■ Recorded information:
● ● ● ● ●
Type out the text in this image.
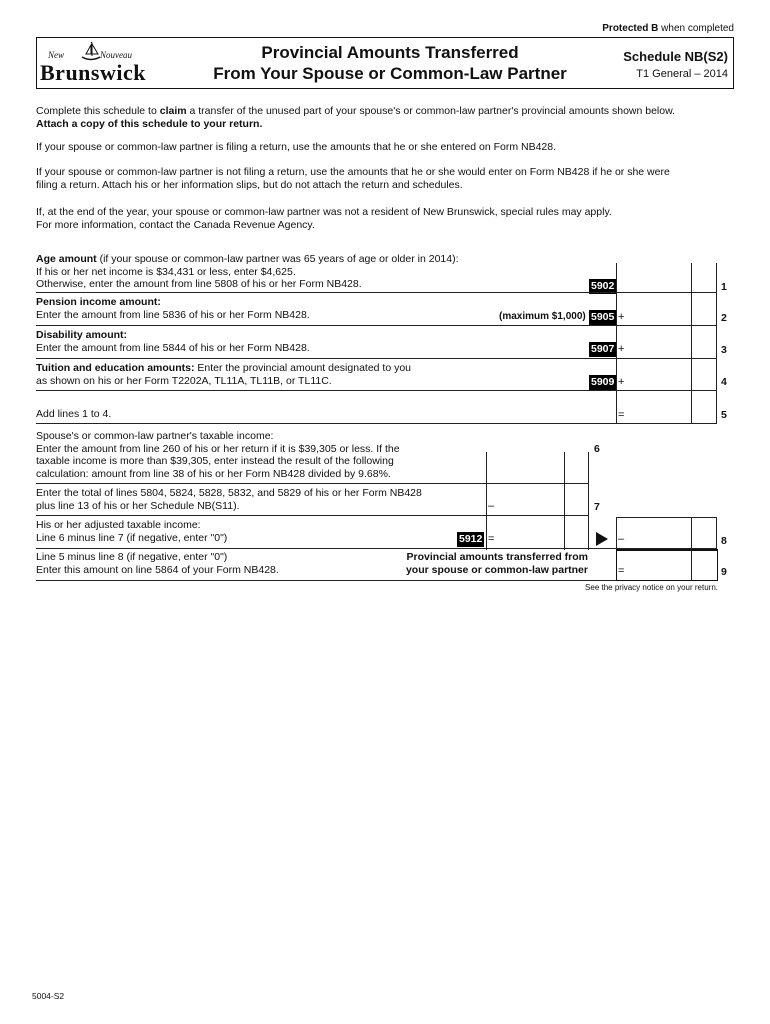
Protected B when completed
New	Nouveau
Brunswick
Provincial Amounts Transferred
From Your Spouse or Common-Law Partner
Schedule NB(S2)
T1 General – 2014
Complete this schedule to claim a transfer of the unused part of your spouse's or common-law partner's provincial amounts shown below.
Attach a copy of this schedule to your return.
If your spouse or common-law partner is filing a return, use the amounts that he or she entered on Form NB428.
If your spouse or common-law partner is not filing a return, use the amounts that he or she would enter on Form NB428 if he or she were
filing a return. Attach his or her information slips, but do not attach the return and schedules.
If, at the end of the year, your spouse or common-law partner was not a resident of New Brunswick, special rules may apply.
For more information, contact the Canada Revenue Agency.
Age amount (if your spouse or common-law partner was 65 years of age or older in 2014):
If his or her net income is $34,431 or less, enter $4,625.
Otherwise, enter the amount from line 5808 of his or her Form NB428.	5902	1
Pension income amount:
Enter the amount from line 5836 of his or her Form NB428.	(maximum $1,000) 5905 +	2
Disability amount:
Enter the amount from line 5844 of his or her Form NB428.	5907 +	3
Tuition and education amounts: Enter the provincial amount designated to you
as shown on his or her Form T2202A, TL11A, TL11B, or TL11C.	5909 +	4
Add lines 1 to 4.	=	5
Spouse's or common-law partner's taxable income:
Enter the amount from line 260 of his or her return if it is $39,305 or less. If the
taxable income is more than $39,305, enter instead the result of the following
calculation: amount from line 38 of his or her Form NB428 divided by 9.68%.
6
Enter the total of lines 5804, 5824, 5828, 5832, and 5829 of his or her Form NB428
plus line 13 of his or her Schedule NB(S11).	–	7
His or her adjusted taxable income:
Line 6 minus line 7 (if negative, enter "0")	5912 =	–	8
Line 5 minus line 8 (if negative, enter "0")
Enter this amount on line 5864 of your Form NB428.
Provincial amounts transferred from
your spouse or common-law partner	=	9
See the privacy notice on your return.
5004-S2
● ● ● ● ●
■ Instructions for the task: Write out all the entries exactly, except for the pictures.

■ Correct response:
Type out the text in this image.
Protected B when completed
New	Nouveau
Brunswick
Provincial Amounts Transferred
From Your Spouse or Common-Law Partner
Schedule NB(S2)
T1 General – 2014
Complete this schedule to claim a transfer of the unused part of your spouse's or common-law partner's provincial amounts shown below.
Attach a copy of this schedule to your return.
If your spouse or common-law partner is filing a return, use the amounts that he or she entered on Form NB428.
If your spouse or common-law partner is not filing a return, use the amounts that he or she would enter on Form NB428 if he or she were
filing a return. Attach his or her information slips, but do not attach the return and schedules.
If, at the end of the year, your spouse or common-law partner was not a resident of New Brunswick, special rules may apply.
For more information, contact the Canada Revenue Agency.
Age amount (if your spouse or common-law partner was 65 years of age or older in 2014):
If his or her net income is $34,431 or less, enter $4,625.
Otherwise, enter the amount from line 5808 of his or her Form NB428.	5902	1
Pension income amount:
Enter the amount from line 5836 of his or her Form NB428.	(maximum $1,000) 5905 +	2
Disability amount:
Enter the amount from line 5844 of his or her Form NB428.	5907 +	3
Tuition and education amounts: Enter the provincial amount designated to you
as shown on his or her Form T2202A, TL11A, TL11B, or TL11C.	5909 +	4
Add lines 1 to 4.	=	5
Spouse's or common-law partner's taxable income:
Enter the amount from line 260 of his or her return if it is $39,305 or less. If the
taxable income is more than $39,305, enter instead the result of the following
calculation: amount from line 38 of his or her Form NB428 divided by 9.68%.
6
Enter the total of lines 5804, 5824, 5828, 5832, and 5829 of his or her Form NB428
plus line 13 of his or her Schedule NB(S11).	–	7
His or her adjusted taxable income:
Line 6 minus line 7 (if negative, enter "0")	5912 =	–	8
Line 5 minus line 8 (if negative, enter "0")
Enter this amount on line 5864 of your Form NB428.
Provincial amounts transferred from
your spouse or common-law partner	=	9
See the privacy notice on your return.
5004-S2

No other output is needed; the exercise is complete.